:: Data provided ::

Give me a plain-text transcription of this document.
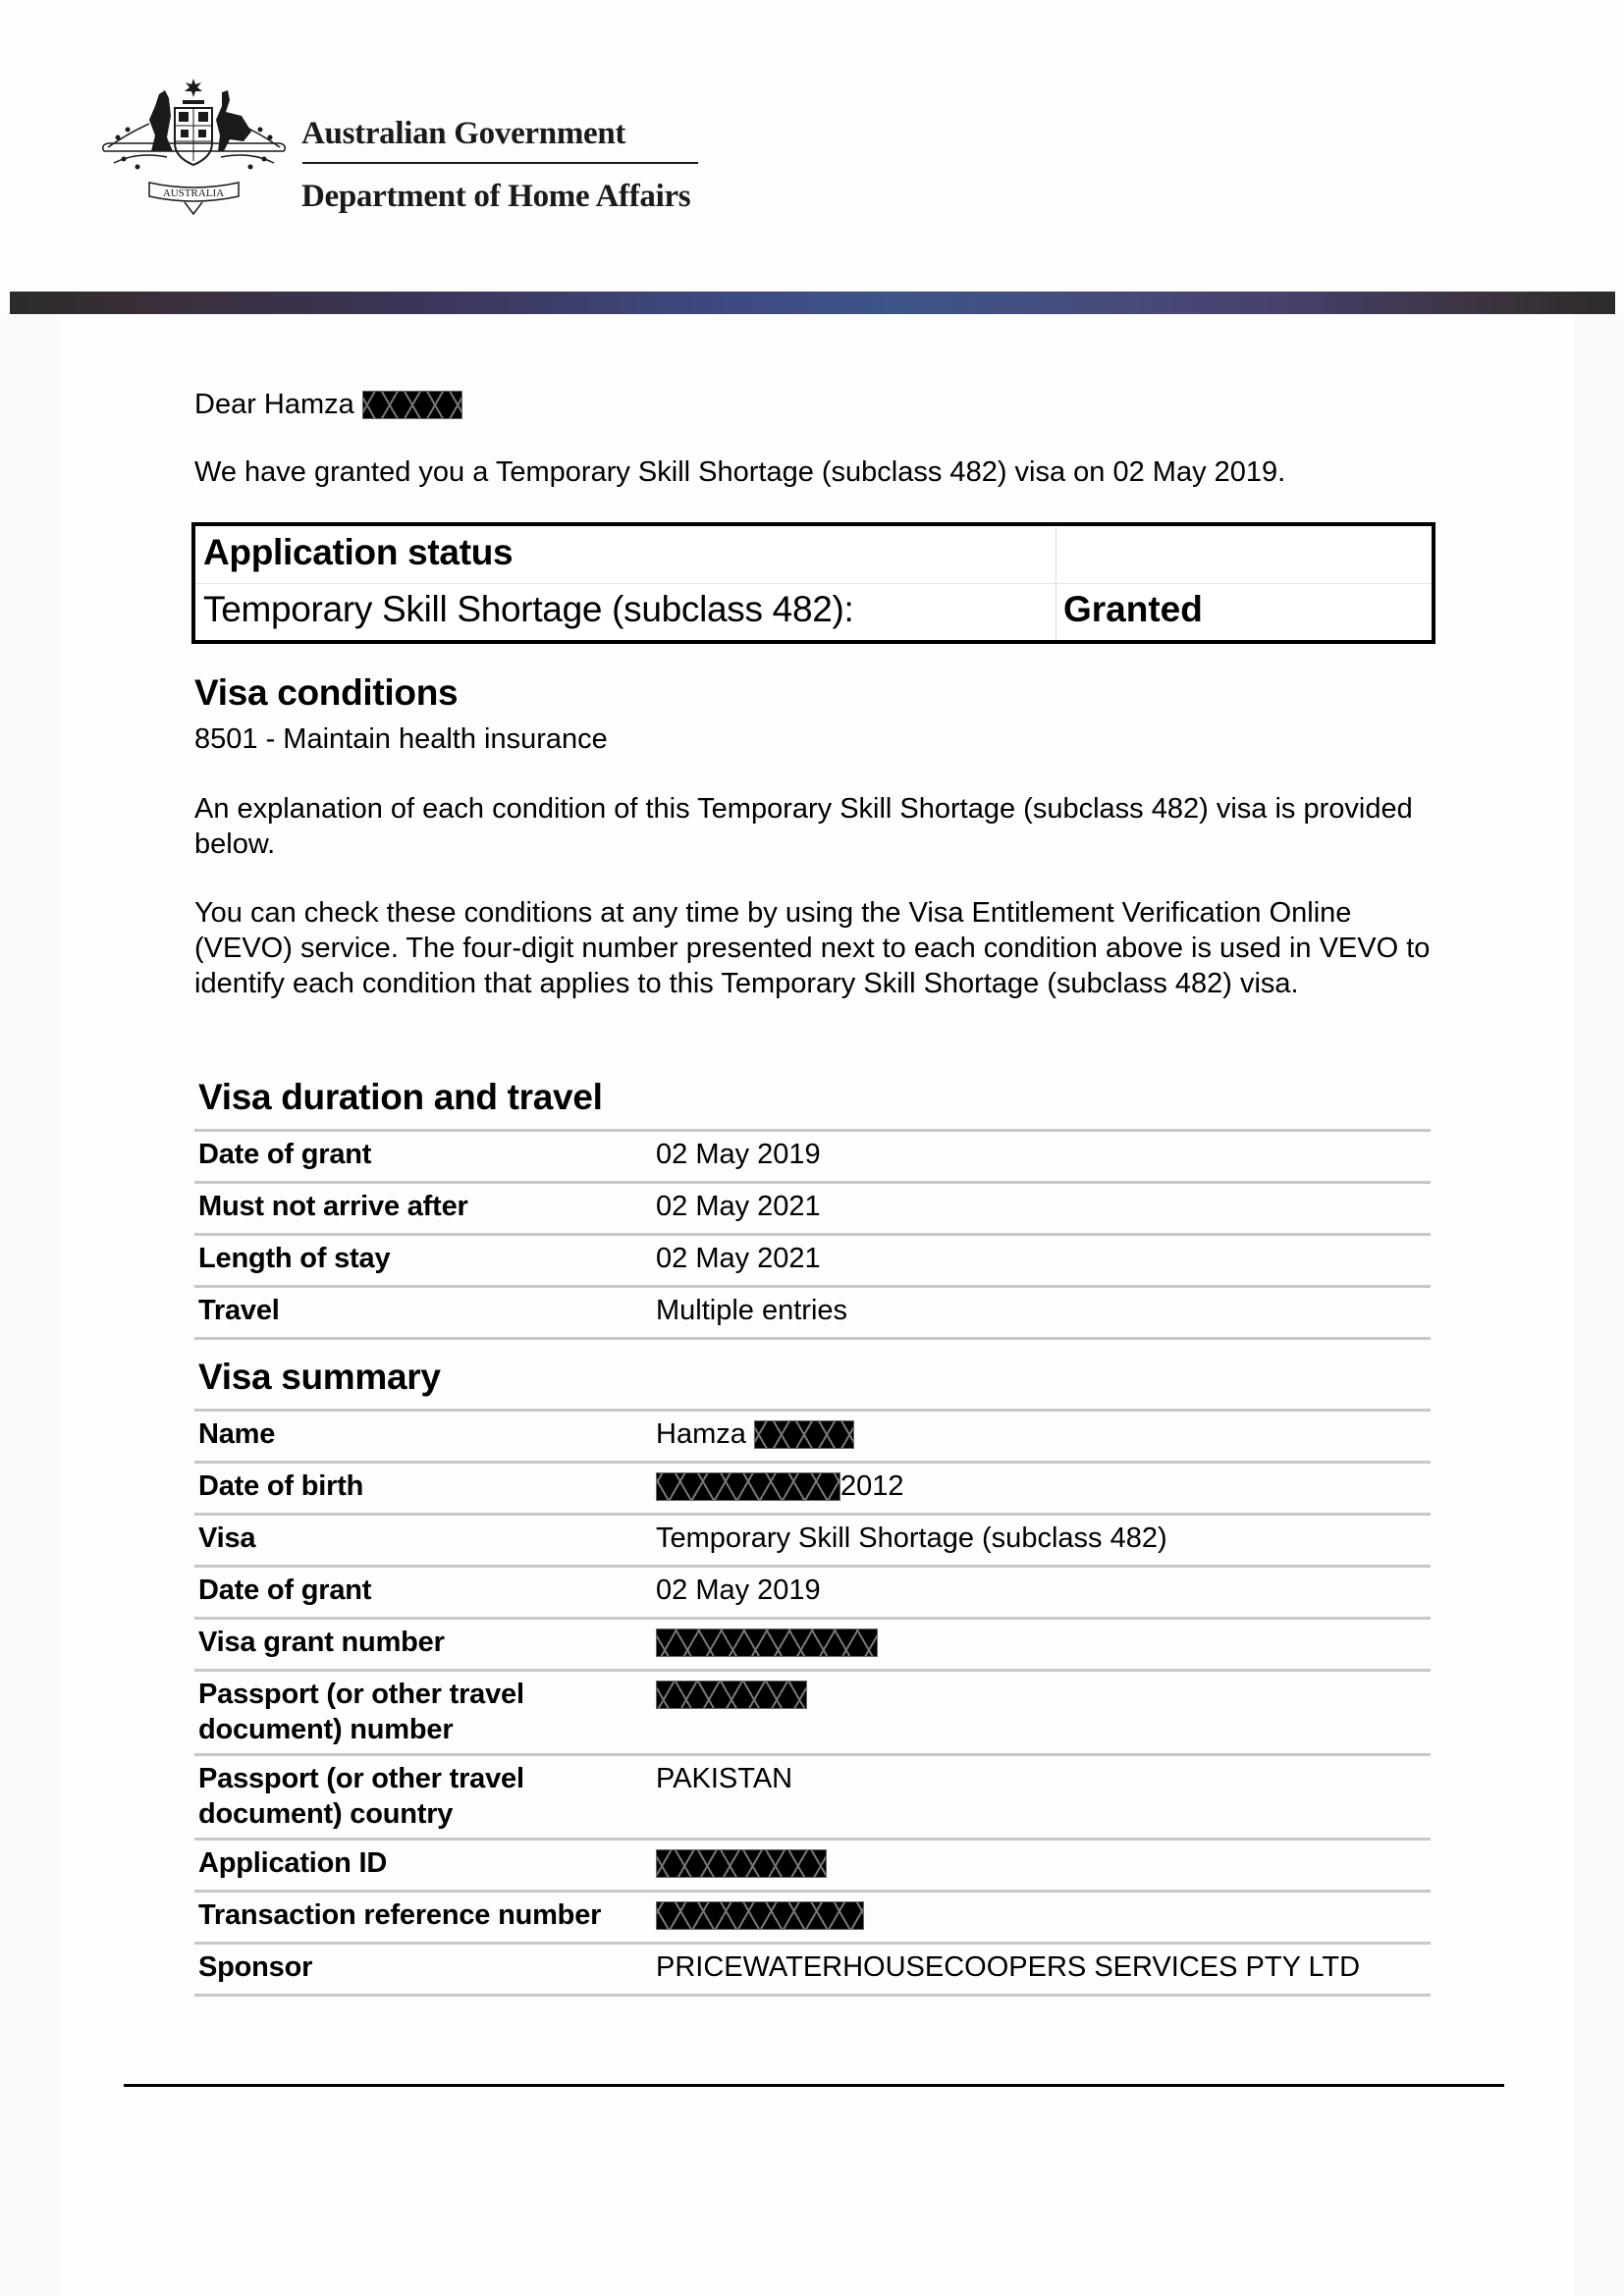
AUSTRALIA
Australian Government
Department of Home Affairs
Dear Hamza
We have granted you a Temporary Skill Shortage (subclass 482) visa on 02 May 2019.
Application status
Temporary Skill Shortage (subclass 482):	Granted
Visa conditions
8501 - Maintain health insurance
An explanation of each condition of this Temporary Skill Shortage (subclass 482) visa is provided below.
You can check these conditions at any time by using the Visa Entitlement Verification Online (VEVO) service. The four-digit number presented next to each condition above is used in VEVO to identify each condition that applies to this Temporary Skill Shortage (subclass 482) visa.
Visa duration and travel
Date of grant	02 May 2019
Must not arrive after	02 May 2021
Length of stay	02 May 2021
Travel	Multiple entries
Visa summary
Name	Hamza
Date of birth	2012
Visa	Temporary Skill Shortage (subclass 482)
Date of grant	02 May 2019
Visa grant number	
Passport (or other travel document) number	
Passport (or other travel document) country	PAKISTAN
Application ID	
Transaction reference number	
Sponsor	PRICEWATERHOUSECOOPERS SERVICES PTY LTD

:::

Brief:
Without including any pictures, please restate all the records exactly.

Response:
Give me a plain-text transcription of this document.
AUSTRALIA
Australian Government
Department of Home Affairs
Dear Hamza
We have granted you a Temporary Skill Shortage (subclass 482) visa on 02 May 2019.
Application status
Temporary Skill Shortage (subclass 482):	Granted
Visa conditions
8501 - Maintain health insurance
An explanation of each condition of this Temporary Skill Shortage (subclass 482) visa is provided below.
You can check these conditions at any time by using the Visa Entitlement Verification Online (VEVO) service. The four-digit number presented next to each condition above is used in VEVO to identify each condition that applies to this Temporary Skill Shortage (subclass 482) visa.
Visa duration and travel
Date of grant	02 May 2019
Must not arrive after	02 May 2021
Length of stay	02 May 2021
Travel	Multiple entries
Visa summary
Name	Hamza
Date of birth	2012
Visa	Temporary Skill Shortage (subclass 482)
Date of grant	02 May 2019
Visa grant number	
Passport (or other travel document) number	
Passport (or other travel document) country	PAKISTAN
Application ID	
Transaction reference number	
Sponsor	PRICEWATERHOUSECOOPERS SERVICES PTY LTD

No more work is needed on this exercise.